## Start Task data

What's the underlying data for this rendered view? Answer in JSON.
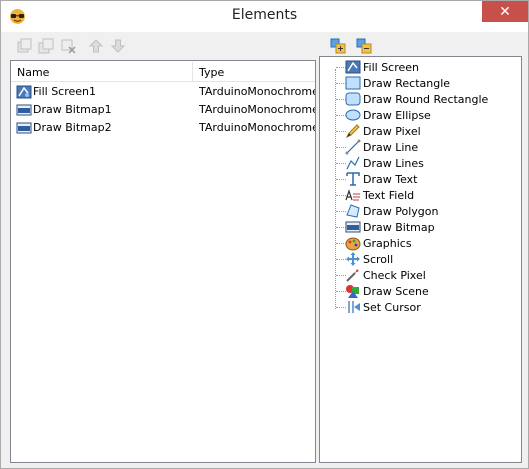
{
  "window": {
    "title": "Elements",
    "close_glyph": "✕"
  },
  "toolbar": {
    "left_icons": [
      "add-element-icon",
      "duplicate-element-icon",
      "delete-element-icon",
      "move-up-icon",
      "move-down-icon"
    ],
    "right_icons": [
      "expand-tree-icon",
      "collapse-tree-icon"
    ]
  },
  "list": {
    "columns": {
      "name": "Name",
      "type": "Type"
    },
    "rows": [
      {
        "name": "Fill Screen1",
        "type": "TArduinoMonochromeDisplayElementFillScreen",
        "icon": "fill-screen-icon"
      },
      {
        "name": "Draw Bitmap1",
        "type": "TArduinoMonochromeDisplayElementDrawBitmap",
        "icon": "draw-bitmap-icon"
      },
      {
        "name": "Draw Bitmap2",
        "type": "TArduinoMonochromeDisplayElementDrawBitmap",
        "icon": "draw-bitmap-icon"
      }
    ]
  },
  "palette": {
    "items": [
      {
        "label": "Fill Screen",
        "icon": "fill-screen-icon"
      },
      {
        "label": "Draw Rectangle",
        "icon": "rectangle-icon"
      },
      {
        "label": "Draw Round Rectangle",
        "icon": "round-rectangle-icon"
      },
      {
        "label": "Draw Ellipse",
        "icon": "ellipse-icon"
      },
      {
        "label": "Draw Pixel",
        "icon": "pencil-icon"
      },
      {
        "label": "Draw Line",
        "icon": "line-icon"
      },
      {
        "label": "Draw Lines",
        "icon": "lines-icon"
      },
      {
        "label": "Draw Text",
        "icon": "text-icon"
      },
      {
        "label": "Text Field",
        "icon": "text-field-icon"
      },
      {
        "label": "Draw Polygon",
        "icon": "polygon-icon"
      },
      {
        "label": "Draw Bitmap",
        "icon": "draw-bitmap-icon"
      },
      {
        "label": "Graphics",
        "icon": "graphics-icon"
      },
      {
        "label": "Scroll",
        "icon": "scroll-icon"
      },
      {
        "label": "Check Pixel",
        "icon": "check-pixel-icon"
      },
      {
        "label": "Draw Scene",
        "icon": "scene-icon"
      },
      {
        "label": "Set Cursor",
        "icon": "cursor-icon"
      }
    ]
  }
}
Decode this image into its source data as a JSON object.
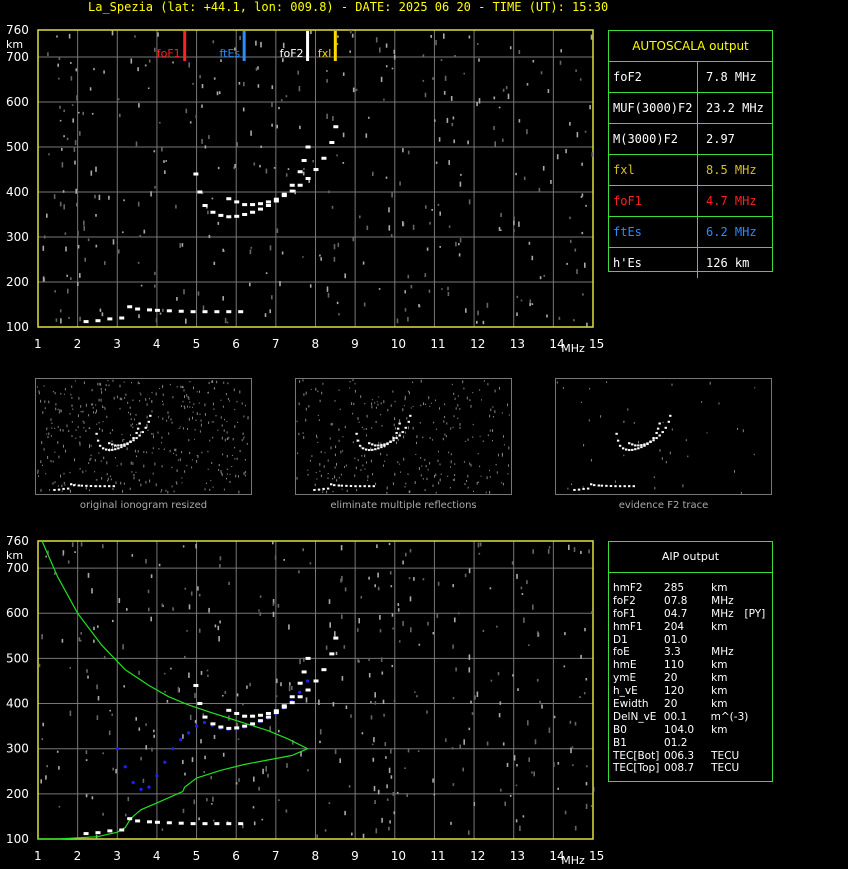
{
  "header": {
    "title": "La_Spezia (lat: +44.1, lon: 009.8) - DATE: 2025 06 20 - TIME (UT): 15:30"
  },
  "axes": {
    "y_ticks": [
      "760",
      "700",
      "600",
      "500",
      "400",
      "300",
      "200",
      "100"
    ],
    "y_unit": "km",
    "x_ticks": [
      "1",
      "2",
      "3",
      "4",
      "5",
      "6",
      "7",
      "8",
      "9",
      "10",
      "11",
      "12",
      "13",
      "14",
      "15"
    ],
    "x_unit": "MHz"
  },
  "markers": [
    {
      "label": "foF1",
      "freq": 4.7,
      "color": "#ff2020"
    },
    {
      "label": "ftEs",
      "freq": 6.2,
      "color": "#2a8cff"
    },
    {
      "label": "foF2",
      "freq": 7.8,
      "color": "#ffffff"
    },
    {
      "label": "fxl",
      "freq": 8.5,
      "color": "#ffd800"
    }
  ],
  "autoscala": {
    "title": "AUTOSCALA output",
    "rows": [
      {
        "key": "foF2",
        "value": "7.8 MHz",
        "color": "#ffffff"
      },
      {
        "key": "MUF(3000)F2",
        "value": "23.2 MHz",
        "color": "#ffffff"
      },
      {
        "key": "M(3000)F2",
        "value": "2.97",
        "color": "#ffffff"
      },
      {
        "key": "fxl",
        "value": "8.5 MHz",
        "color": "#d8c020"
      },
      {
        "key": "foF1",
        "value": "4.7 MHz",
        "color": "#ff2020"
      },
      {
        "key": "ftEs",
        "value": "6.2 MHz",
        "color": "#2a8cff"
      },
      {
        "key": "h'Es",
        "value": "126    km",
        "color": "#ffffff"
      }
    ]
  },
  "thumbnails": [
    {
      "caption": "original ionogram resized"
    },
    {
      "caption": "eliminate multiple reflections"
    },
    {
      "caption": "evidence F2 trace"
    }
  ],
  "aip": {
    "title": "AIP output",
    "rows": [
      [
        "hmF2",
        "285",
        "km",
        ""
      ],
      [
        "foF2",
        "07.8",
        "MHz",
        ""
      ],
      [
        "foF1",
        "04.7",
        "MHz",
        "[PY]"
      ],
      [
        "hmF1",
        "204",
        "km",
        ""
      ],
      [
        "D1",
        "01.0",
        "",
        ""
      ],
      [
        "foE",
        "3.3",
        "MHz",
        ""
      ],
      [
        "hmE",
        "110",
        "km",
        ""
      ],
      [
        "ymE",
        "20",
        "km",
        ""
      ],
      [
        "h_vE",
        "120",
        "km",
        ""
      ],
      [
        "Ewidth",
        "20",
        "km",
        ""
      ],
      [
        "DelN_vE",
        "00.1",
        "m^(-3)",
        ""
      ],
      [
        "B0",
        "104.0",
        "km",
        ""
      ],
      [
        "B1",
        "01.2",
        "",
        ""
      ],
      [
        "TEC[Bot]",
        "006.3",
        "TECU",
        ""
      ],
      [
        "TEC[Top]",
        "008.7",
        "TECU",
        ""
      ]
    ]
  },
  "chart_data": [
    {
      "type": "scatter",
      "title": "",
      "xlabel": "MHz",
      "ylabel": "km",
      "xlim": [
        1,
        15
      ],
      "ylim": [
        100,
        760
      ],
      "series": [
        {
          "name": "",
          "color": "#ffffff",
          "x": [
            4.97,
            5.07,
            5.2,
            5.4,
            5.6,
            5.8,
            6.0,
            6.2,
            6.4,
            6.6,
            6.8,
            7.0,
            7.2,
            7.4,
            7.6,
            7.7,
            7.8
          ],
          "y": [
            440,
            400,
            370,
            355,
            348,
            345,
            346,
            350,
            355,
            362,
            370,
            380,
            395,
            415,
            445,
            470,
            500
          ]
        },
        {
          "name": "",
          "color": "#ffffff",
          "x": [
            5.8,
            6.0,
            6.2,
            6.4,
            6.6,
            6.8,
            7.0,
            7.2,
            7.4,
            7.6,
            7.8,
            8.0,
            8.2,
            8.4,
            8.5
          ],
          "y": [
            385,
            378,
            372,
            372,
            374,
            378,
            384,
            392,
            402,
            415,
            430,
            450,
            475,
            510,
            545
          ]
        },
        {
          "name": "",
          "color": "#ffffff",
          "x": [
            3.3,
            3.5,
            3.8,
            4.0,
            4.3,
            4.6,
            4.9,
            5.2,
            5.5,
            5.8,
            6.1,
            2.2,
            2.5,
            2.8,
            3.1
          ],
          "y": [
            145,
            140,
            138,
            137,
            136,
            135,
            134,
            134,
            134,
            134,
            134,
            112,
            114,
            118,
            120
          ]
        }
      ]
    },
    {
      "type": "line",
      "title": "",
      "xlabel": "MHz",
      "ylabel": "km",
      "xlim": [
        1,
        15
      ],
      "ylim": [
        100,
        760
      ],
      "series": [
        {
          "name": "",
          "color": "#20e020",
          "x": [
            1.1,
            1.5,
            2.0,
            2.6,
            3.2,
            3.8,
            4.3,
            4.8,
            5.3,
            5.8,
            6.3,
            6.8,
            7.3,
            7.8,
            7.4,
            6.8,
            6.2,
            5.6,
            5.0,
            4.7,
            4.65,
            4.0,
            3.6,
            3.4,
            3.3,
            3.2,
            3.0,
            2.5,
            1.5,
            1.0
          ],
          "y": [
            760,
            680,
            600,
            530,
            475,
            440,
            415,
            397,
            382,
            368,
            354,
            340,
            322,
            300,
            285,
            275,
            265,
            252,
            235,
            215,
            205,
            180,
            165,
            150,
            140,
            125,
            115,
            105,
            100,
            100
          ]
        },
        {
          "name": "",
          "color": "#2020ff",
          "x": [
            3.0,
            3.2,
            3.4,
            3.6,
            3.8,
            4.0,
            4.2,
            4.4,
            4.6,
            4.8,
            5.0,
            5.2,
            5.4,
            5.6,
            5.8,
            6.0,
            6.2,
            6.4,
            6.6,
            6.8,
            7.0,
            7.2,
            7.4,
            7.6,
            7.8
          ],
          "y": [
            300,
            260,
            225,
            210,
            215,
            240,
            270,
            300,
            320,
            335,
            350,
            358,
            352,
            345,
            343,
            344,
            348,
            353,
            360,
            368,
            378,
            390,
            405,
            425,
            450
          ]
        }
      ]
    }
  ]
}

## End Task data
## Start Task data

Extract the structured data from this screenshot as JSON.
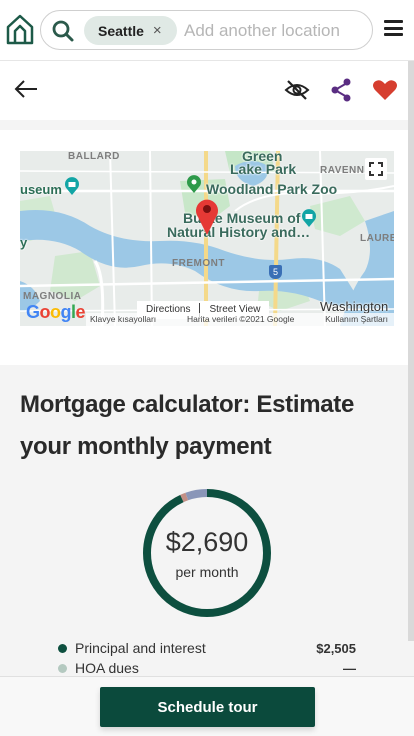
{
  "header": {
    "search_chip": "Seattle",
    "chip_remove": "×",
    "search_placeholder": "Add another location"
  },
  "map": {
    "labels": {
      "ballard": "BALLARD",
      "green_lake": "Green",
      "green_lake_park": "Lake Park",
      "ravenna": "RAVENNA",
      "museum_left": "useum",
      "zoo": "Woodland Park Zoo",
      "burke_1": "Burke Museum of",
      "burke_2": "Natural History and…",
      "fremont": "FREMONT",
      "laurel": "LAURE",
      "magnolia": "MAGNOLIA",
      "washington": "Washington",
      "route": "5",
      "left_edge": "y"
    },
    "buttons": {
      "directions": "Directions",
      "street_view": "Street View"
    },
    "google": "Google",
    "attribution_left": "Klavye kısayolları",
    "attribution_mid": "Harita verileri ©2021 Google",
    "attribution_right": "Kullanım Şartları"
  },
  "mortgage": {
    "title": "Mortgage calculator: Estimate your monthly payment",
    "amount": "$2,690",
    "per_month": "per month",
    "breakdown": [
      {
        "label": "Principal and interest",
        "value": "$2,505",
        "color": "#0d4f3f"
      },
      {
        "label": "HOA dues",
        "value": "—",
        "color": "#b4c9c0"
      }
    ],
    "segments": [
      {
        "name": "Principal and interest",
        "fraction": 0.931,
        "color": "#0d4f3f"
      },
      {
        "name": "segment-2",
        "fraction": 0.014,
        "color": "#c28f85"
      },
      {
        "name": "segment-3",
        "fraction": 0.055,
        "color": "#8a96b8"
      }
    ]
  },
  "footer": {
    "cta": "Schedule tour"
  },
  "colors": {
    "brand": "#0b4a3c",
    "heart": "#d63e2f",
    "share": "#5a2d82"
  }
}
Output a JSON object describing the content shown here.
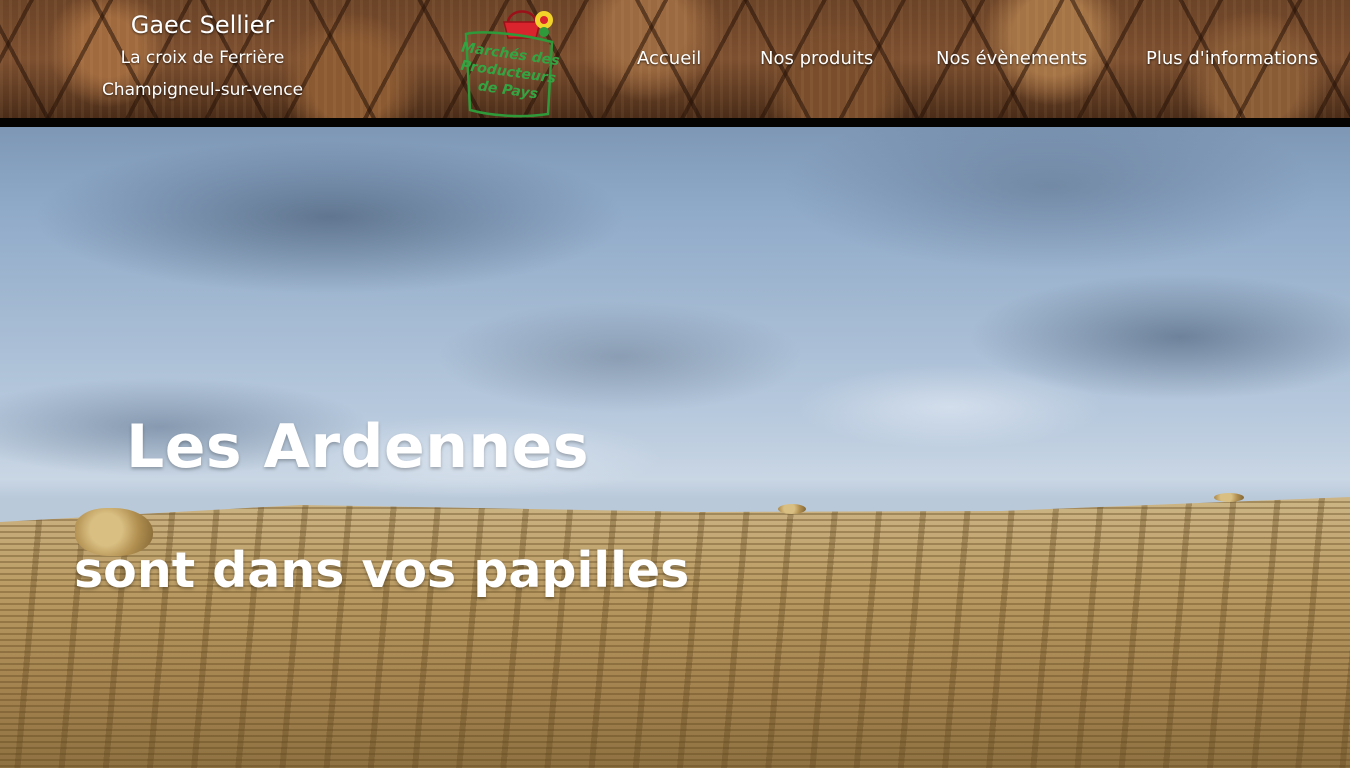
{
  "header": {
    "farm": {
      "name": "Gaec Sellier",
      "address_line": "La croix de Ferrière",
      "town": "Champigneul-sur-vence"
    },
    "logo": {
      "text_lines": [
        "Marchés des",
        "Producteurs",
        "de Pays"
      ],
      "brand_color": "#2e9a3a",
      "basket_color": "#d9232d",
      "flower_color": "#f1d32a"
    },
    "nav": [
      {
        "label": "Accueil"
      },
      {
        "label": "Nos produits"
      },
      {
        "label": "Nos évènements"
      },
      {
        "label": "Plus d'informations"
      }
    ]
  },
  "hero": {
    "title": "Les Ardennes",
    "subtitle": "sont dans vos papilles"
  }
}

## End Task data

Written instruction
Using the entries above, find all lines with "value". Copy them.

Finished exercise
        "value": "7.8 MHz",
        "value": "23.2 MHz",
        "value": "2.97",
        "value": "8.5 MHz",
        "value": "4.7 MHz",
        "value": "6.2 MHz",
        "value": "126    km",
        "value": "$2,505",
        "value": "—",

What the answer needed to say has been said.